## PROBLEM REQUIREMENTS
Rewrite the lines from the one that contains "control-style-option-classic: 经典 (213, 278, 238, 292)" through the one that contains "gear-icon (33, 19, 75, 61)", replacing "render-option" with "renderer-option" and leaving everything else the same.

START

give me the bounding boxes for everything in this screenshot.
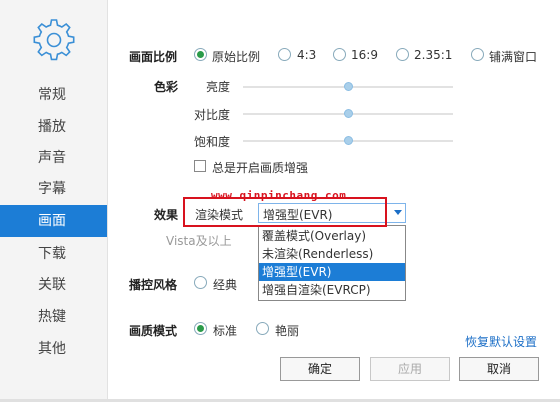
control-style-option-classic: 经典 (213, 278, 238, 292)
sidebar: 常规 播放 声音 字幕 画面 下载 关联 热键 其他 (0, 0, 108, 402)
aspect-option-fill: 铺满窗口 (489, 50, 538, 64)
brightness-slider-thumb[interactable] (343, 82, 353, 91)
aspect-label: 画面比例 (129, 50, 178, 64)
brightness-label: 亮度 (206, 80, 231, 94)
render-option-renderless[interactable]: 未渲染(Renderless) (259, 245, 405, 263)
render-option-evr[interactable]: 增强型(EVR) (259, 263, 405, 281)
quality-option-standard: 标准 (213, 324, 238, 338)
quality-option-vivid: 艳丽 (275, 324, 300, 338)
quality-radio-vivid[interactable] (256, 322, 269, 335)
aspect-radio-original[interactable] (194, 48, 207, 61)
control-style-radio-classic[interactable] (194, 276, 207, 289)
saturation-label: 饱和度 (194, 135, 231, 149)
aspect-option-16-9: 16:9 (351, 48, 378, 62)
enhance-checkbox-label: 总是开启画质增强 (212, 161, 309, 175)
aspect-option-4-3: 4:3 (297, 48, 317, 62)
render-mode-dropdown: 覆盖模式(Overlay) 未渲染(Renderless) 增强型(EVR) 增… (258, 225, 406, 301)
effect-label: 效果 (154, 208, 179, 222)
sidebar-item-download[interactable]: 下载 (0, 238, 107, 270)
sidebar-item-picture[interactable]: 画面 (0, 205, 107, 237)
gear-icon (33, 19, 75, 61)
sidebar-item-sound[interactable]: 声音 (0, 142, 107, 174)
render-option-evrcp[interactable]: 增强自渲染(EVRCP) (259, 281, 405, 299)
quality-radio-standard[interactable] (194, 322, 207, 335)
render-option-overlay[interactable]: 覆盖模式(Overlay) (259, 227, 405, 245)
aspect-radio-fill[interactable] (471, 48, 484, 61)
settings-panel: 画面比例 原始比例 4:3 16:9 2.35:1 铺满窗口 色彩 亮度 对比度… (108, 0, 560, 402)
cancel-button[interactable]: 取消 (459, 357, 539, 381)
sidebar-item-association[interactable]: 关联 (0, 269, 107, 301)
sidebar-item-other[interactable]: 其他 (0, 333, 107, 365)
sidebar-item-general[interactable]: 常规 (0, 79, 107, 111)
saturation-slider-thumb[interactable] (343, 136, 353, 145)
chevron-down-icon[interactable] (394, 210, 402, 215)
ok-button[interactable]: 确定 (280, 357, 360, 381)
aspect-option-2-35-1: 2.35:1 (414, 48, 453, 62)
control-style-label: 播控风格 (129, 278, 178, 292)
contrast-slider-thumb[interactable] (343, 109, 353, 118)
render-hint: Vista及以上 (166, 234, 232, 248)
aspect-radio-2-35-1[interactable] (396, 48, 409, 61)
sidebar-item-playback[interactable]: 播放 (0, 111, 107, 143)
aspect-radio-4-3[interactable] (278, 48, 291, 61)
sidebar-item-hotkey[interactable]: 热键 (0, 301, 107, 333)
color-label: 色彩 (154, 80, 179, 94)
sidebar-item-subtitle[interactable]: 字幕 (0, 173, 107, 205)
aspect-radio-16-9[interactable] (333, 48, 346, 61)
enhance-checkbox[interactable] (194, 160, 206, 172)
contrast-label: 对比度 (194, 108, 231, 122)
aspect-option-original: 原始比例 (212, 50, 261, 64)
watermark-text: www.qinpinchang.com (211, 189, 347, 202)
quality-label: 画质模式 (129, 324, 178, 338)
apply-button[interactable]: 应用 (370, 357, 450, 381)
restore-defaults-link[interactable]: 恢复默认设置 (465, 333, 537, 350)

END

## ANSWER TO THIS TASK
control-style-option-classic: 经典 (213, 278, 238, 292)
sidebar: 常规 播放 声音 字幕 画面 下载 关联 热键 其他 (0, 0, 108, 402)
aspect-option-fill: 铺满窗口 (489, 50, 538, 64)
brightness-slider-thumb[interactable] (343, 82, 353, 91)
aspect-label: 画面比例 (129, 50, 178, 64)
brightness-label: 亮度 (206, 80, 231, 94)
renderer-option-renderless[interactable]: 未渲染(Renderless) (259, 245, 405, 263)
renderer-option-evr[interactable]: 增强型(EVR) (259, 263, 405, 281)
quality-option-standard: 标准 (213, 324, 238, 338)
quality-option-vivid: 艳丽 (275, 324, 300, 338)
quality-radio-vivid[interactable] (256, 322, 269, 335)
aspect-radio-original[interactable] (194, 48, 207, 61)
control-style-radio-classic[interactable] (194, 276, 207, 289)
saturation-label: 饱和度 (194, 135, 231, 149)
aspect-option-16-9: 16:9 (351, 48, 378, 62)
enhance-checkbox-label: 总是开启画质增强 (212, 161, 309, 175)
aspect-option-4-3: 4:3 (297, 48, 317, 62)
render-mode-dropdown: 覆盖模式(Overlay) 未渲染(Renderless) 增强型(EVR) 增… (258, 225, 406, 301)
effect-label: 效果 (154, 208, 179, 222)
sidebar-item-download[interactable]: 下载 (0, 238, 107, 270)
sidebar-item-picture[interactable]: 画面 (0, 205, 107, 237)
gear-icon (33, 19, 75, 61)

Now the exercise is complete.